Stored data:

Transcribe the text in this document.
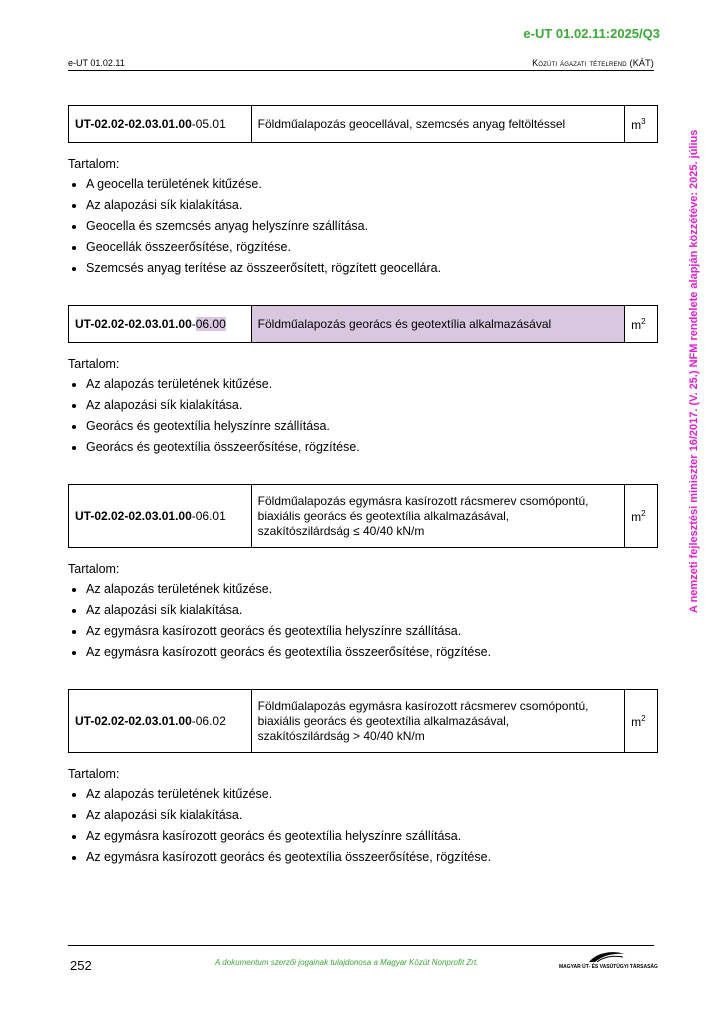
e-UT 01.02.11:2025/Q3
e-UT 01.02.11	Közúti ágazati tételrend (KÁT)
A nemzeti fejlesztési miniszter 16/2017. (V. 25.) NFM rendelete alapján közzétéve: 2025. július
UT-02.02-02.03.01.00-05.01	Földműalapozás geocellával, szemcsés anyag feltöltéssel	$m^3$
Tartalom:
• A geocella területének kitűzése.
• Az alapozási sík kialakítása.
• Geocella és szemcsés anyag helyszínre szállítása.
• Geocellák összeerősítése, rögzítése.
• Szemcsés anyag terítése az összeerősített, rögzített geocellára.
UT-02.02-02.03.01.00-06.00	Földműalapozás georács és geotextília alkalmazásával	$m^2$
Tartalom:
• Az alapozás területének kitűzése.
• Az alapozási sík kialakítása.
• Georács és geotextília helyszínre szállítása.
• Georács és geotextília összeerősítése, rögzítése.
UT-02.02-02.03.01.00-06.01	Földműalapozás egymásra kasírozott rácsmerev csomópontú,
biaxiális georács és geotextília alkalmazásával,
szakítószilárdság ≤ 40/40 kN/m	$m^2$
Tartalom:
• Az alapozás területének kitűzése.
• Az alapozási sík kialakítása.
• Az egymásra kasírozott georács és geotextília helyszínre szállítása.
• Az egymásra kasírozott georács és geotextília összeerősítése, rögzítése.
UT-02.02-02.03.01.00-06.02	Földműalapozás egymásra kasírozott rácsmerev csomópontú,
biaxiális georács és geotextília alkalmazásával,
szakítószilárdság > 40/40 kN/m	$m^2$
Tartalom:
• Az alapozás területének kitűzése.
• Az alapozási sík kialakítása.
• Az egymásra kasírozott georács és geotextília helyszínre szállítása.
• Az egymásra kasírozott georács és geotextília összeerősítése, rögzítése.
252	A dokumentum szerzői jogainak tulajdonosa a Magyar Közút Nonprofit Zrt.	MAGYAR ÚT- ÉS VASÚTÜGYI TÁRSASÁG
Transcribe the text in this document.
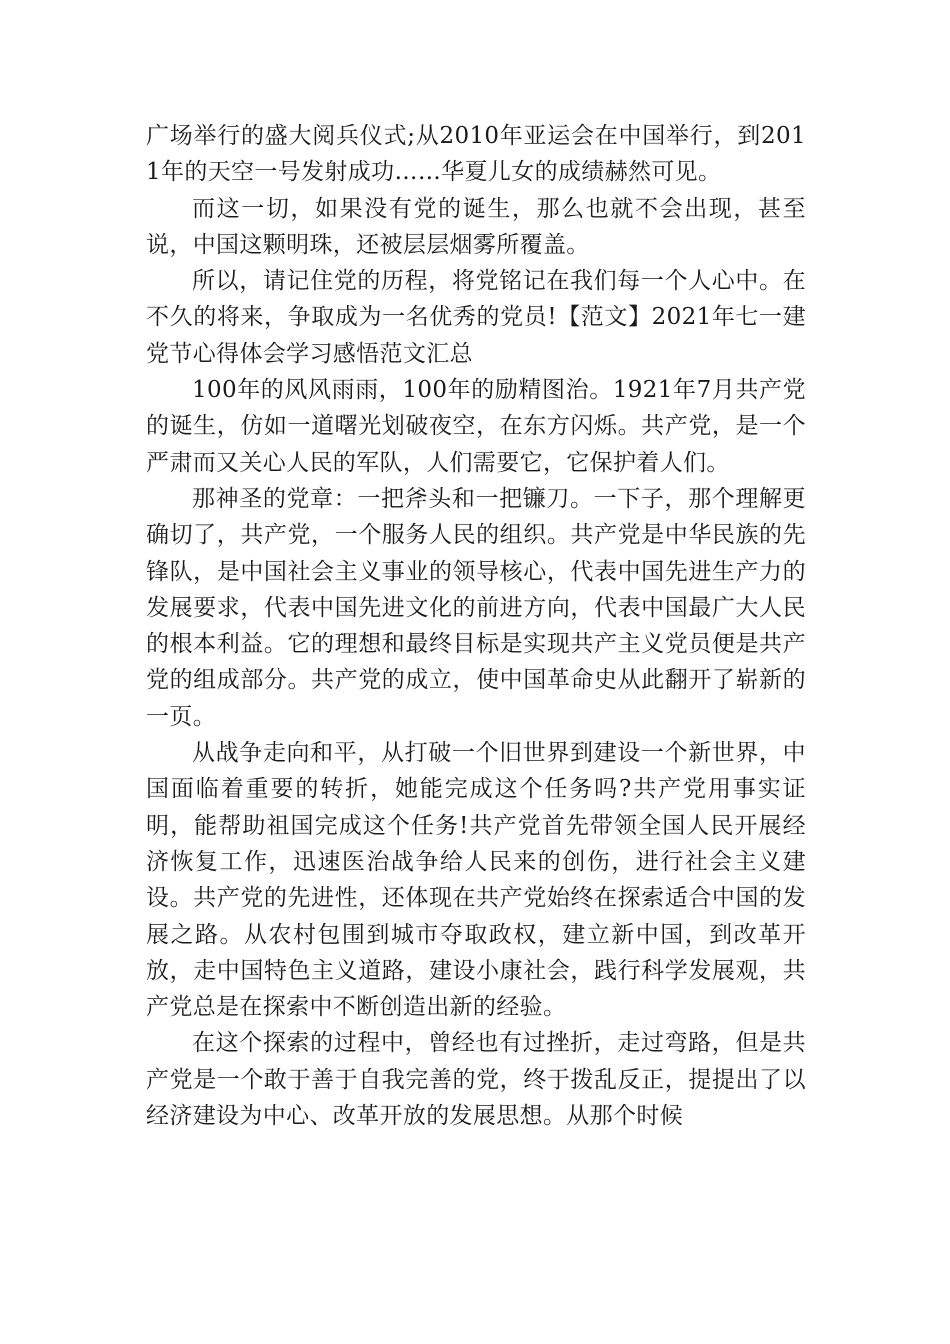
广场举行的盛大阅兵仪式;从2010年亚运会在中国举行，到2011年的天空一号发射成功……华夏儿女的成绩赫然可见。

而这一切，如果没有党的诞生，那么也就不会出现，甚至说，中国这颗明珠，还被层层烟雾所覆盖。

所以，请记住党的历程，将党铭记在我们每一个人心中。在不久的将来，争取成为一名优秀的党员!【范文】2021年七一建党节心得体会学习感悟范文汇总

100年的风风雨雨，100年的励精图治。1921年7月共产党的诞生，仿如一道曙光划破夜空，在东方闪烁。共产党，是一个严肃而又关心人民的军队，人们需要它，它保护着人们。

那神圣的党章：一把斧头和一把镰刀。一下子，那个理解更确切了，共产党，一个服务人民的组织。共产党是中华民族的先锋队，是中国社会主义事业的领导核心，代表中国先进生产力的发展要求，代表中国先进文化的前进方向，代表中国最广大人民的根本利益。它的理想和最终目标是实现共产主义党员便是共产党的组成部分。共产党的成立，使中国革命史从此翻开了崭新的一页。

从战争走向和平，从打破一个旧世界到建设一个新世界，中国面临着重要的转折，她能完成这个任务吗?共产党用事实证明，能帮助祖国完成这个任务!共产党首先带领全国人民开展经济恢复工作，迅速医治战争给人民来的创伤，进行社会主义建设。共产党的先进性，还体现在共产党始终在探索适合中国的发展之路。从农村包围到城市夺取政权，建立新中国，到改革开放，走中国特色主义道路，建设小康社会，践行科学发展观，共产党总是在探索中不断创造出新的经验。

在这个探索的过程中，曾经也有过挫折，走过弯路，但是共产党是一个敢于善于自我完善的党，终于拨乱反正，提提出了以经济建设为中心、改革开放的发展思想。从那个时候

* Instructions to follow: Your task is to return the entries above exactly, with no pictures.

* Solution to this task:
Transcribe the text in this document.
e-UT 01.02.11:2025/Q3
e-UT 01.02.11	Közúti ágazati tételrend (KÁT)
A nemzeti fejlesztési miniszter 16/2017. (V. 25.) NFM rendelete alapján közzétéve: 2025. július
UT-02.02-02.03.01.00-05.01	Földműalapozás geocellával, szemcsés anyag feltöltéssel	$m^3$
Tartalom:
• A geocella területének kitűzése.
• Az alapozási sík kialakítása.
• Geocella és szemcsés anyag helyszínre szállítása.
• Geocellák összeerősítése, rögzítése.
• Szemcsés anyag terítése az összeerősített, rögzített geocellára.
UT-02.02-02.03.01.00-06.00	Földműalapozás georács és geotextília alkalmazásával	$m^2$
Tartalom:
• Az alapozás területének kitűzése.
• Az alapozási sík kialakítása.
• Georács és geotextília helyszínre szállítása.
• Georács és geotextília összeerősítése, rögzítése.
UT-02.02-02.03.01.00-06.01	Földműalapozás egymásra kasírozott rácsmerev csomópontú,
biaxiális georács és geotextília alkalmazásával,
szakítószilárdság ≤ 40/40 kN/m	$m^2$
Tartalom:
• Az alapozás területének kitűzése.
• Az alapozási sík kialakítása.
• Az egymásra kasírozott georács és geotextília helyszínre szállítása.
• Az egymásra kasírozott georács és geotextília összeerősítése, rögzítése.
UT-02.02-02.03.01.00-06.02	Földműalapozás egymásra kasírozott rácsmerev csomópontú,
biaxiális georács és geotextília alkalmazásával,
szakítószilárdság > 40/40 kN/m	$m^2$
Tartalom:
• Az alapozás területének kitűzése.
• Az alapozási sík kialakítása.
• Az egymásra kasírozott georács és geotextília helyszínre szállítása.
• Az egymásra kasírozott georács és geotextília összeerősítése, rögzítése.
252	A dokumentum szerzői jogainak tulajdonosa a Magyar Közút Nonprofit Zrt.	MAGYAR ÚT- ÉS VASÚTÜGYI TÁRSASÁG
Transcribe the text in this document.
广场举行的盛大阅兵仪式;从2010年亚运会在中国举行，到2011年的天空一号发射成功……华夏儿女的成绩赫然可见。

而这一切，如果没有党的诞生，那么也就不会出现，甚至说，中国这颗明珠，还被层层烟雾所覆盖。

所以，请记住党的历程，将党铭记在我们每一个人心中。在不久的将来，争取成为一名优秀的党员!【范文】2021年七一建党节心得体会学习感悟范文汇总

100年的风风雨雨，100年的励精图治。1921年7月共产党的诞生，仿如一道曙光划破夜空，在东方闪烁。共产党，是一个严肃而又关心人民的军队，人们需要它，它保护着人们。

那神圣的党章：一把斧头和一把镰刀。一下子，那个理解更确切了，共产党，一个服务人民的组织。共产党是中华民族的先锋队，是中国社会主义事业的领导核心，代表中国先进生产力的发展要求，代表中国先进文化的前进方向，代表中国最广大人民的根本利益。它的理想和最终目标是实现共产主义党员便是共产党的组成部分。共产党的成立，使中国革命史从此翻开了崭新的一页。

从战争走向和平，从打破一个旧世界到建设一个新世界，中国面临着重要的转折，她能完成这个任务吗?共产党用事实证明，能帮助祖国完成这个任务!共产党首先带领全国人民开展经济恢复工作，迅速医治战争给人民来的创伤，进行社会主义建设。共产党的先进性，还体现在共产党始终在探索适合中国的发展之路。从农村包围到城市夺取政权，建立新中国，到改革开放，走中国特色主义道路，建设小康社会，践行科学发展观，共产党总是在探索中不断创造出新的经验。

在这个探索的过程中，曾经也有过挫折，走过弯路，但是共产党是一个敢于善于自我完善的党，终于拨乱反正，提提出了以经济建设为中心、改革开放的发展思想。从那个时候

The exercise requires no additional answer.